Set problem: Go through the listing and return every line with "name" in it.
● ● ● ● ● ● ●
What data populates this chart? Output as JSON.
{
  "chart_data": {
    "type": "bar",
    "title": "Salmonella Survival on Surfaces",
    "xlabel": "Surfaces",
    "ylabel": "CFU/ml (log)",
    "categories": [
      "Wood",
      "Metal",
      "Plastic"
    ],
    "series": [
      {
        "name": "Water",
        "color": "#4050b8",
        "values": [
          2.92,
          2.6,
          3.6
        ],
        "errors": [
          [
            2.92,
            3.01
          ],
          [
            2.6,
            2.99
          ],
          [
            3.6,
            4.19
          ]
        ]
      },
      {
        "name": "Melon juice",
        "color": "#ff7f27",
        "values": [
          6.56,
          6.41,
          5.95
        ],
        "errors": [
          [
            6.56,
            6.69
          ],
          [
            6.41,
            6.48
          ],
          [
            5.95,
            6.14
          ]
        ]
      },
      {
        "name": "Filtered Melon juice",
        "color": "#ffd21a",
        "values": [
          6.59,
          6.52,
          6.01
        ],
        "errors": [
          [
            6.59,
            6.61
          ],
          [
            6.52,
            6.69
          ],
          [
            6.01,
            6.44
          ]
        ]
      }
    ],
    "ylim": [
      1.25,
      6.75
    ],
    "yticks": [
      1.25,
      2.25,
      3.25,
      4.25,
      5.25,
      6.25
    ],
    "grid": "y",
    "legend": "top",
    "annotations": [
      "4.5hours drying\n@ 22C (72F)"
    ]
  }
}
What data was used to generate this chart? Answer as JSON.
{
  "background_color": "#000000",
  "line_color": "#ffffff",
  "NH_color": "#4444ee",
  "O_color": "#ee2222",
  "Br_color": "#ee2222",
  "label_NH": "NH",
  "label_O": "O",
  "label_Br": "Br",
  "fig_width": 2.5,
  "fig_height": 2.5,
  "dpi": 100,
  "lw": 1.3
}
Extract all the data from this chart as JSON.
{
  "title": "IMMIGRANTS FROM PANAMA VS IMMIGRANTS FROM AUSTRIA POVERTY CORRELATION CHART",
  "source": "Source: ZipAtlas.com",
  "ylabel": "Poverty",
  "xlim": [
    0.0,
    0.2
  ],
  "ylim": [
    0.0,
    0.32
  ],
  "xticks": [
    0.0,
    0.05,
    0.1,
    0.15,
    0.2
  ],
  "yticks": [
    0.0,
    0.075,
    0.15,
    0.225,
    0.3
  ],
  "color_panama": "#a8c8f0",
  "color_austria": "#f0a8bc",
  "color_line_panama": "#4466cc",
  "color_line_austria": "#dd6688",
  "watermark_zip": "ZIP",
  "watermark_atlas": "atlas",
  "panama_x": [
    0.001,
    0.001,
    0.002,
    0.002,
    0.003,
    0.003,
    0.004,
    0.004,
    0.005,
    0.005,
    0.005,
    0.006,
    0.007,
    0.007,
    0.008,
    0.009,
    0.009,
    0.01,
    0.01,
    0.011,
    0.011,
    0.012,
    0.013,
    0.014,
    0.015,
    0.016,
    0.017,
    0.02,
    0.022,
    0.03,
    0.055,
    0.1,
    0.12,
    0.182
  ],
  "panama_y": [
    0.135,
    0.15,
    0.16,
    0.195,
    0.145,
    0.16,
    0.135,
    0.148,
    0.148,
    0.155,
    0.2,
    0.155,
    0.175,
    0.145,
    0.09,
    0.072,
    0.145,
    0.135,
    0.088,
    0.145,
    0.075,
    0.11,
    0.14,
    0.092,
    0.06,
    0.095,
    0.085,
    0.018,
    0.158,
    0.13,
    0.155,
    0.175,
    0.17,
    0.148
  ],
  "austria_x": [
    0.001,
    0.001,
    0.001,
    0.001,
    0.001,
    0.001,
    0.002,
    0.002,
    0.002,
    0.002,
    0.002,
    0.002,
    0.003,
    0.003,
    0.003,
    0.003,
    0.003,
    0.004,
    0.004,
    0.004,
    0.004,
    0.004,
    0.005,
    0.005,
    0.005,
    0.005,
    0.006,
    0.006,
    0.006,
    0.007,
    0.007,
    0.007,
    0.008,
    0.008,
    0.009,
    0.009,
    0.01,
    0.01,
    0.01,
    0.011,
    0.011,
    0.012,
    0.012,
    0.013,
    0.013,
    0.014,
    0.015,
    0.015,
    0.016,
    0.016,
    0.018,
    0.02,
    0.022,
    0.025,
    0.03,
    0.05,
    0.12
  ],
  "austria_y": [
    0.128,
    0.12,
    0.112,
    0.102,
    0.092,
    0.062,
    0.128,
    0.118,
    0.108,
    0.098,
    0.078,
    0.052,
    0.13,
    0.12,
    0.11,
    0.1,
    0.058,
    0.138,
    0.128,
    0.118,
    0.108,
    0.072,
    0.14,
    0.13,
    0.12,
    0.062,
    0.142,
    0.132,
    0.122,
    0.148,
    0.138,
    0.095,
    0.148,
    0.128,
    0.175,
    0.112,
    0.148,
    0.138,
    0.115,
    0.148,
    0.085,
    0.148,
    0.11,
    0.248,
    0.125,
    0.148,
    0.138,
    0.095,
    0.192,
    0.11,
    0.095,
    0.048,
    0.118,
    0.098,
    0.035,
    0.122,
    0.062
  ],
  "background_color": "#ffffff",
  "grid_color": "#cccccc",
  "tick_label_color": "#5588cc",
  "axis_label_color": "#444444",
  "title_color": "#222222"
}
● ● ● ● ● ● ●
Exercise response:
        "name": "Water",
        "name": "Melon juice",
        "name": "Filtered Melon juice",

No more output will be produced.